# Material provided
+ + +
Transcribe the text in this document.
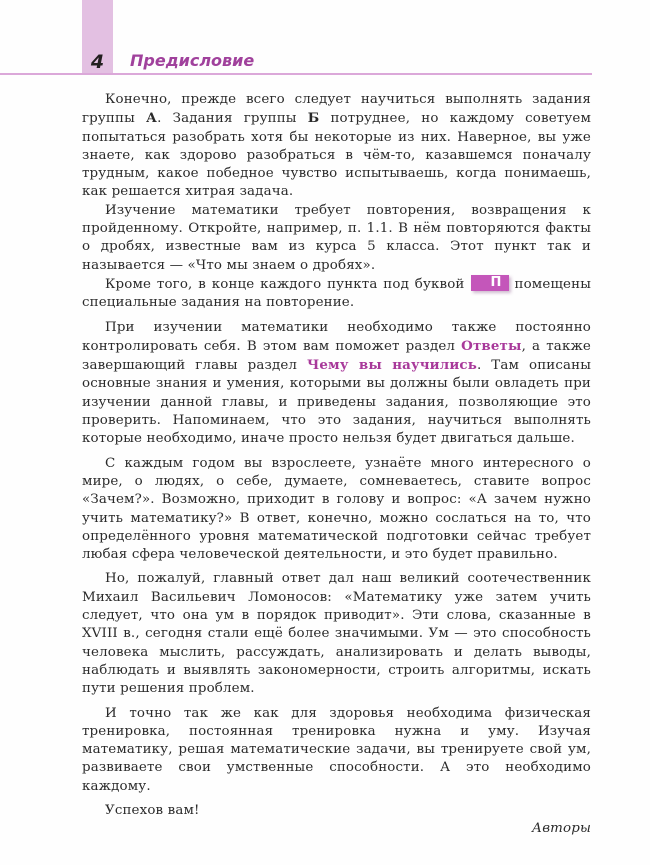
4	Предисловие

Конечно, прежде всего следует научиться выполнять задания группы А. Задания группы Б потруднее, но каждому советуем попытаться разобрать хотя бы некоторые из них. Наверное, вы уже знаете, как здорово разобраться в чём-то, казавшемся поначалу трудным, какое победное чувство испытываешь, когда понимаешь, как решается хитрая задача.

Изучение математики требует повторения, возвращения к пройденному. Откройте, например, п. 1.1. В нём повторяются факты о дробях, известные вам из курса 5 класса. Этот пункт так и называется — «Что мы знаем о дробях».

Кроме того, в конце каждого пункта под буквой П помещены специальные задания на повторение.

При изучении математики необходимо также постоянно контролировать себя. В этом вам поможет раздел Ответы, а также завершающий главы раздел Чему вы научились. Там описаны основные знания и умения, которыми вы должны были овладеть при изучении данной главы, и приведены задания, позволяющие это проверить. Напоминаем, что это задания, научиться выполнять которые необходимо, иначе просто нельзя будет двигаться дальше.

С каждым годом вы взрослеете, узнаёте много интересного о мире, о людях, о себе, думаете, сомневаетесь, ставите вопрос «Зачем?». Возможно, приходит в голову и вопрос: «А зачем нужно учить математику?» В ответ, конечно, можно сослаться на то, что определённого уровня математической подготовки сейчас требует любая сфера человеческой деятельности, и это будет правильно.

Но, пожалуй, главный ответ дал наш великий соотечественник Михаил Васильевич Ломоносов: «Математику уже затем учить следует, что она ум в порядок приводит». Эти слова, сказанные в XVIII в., сегодня стали ещё более значимыми. Ум — это способность человека мыслить, рассуждать, анализировать и делать выводы, наблюдать и выявлять закономерности, строить алгоритмы, искать пути решения проблем.

И точно так же как для здоровья необходима физическая тренировка, постоянная тренировка нужна и уму. Изучая математику, решая математические задачи, вы тренируете свой ум, развиваете свои умственные способности. А это необходимо каждому.

Успехов вам!

Авторы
+ + +
Write out the entries above word for word. Do not include the pictures.

# Final result
Transcribe the text in this document.
4	Предисловие

Конечно, прежде всего следует научиться выполнять задания группы А. Задания группы Б потруднее, но каждому советуем попытаться разобрать хотя бы некоторые из них. Наверное, вы уже знаете, как здорово разобраться в чём-то, казавшемся поначалу трудным, какое победное чувство испытываешь, когда понимаешь, как решается хитрая задача.

Изучение математики требует повторения, возвращения к пройденному. Откройте, например, п. 1.1. В нём повторяются факты о дробях, известные вам из курса 5 класса. Этот пункт так и называется — «Что мы знаем о дробях».

Кроме того, в конце каждого пункта под буквой П помещены специальные задания на повторение.

При изучении математики необходимо также постоянно контролировать себя. В этом вам поможет раздел Ответы, а также завершающий главы раздел Чему вы научились. Там описаны основные знания и умения, которыми вы должны были овладеть при изучении данной главы, и приведены задания, позволяющие это проверить. Напоминаем, что это задания, научиться выполнять которые необходимо, иначе просто нельзя будет двигаться дальше.

С каждым годом вы взрослеете, узнаёте много интересного о мире, о людях, о себе, думаете, сомневаетесь, ставите вопрос «Зачем?». Возможно, приходит в голову и вопрос: «А зачем нужно учить математику?» В ответ, конечно, можно сослаться на то, что определённого уровня математической подготовки сейчас требует любая сфера человеческой деятельности, и это будет правильно.

Но, пожалуй, главный ответ дал наш великий соотечественник Михаил Васильевич Ломоносов: «Математику уже затем учить следует, что она ум в порядок приводит». Эти слова, сказанные в XVIII в., сегодня стали ещё более значимыми. Ум — это способность человека мыслить, рассуждать, анализировать и делать выводы, наблюдать и выявлять закономерности, строить алгоритмы, искать пути решения проблем.

И точно так же как для здоровья необходима физическая тренировка, постоянная тренировка нужна и уму. Изучая математику, решая математические задачи, вы тренируете свой ум, развиваете свои умственные способности. А это необходимо каждому.

Успехов вам!

Авторы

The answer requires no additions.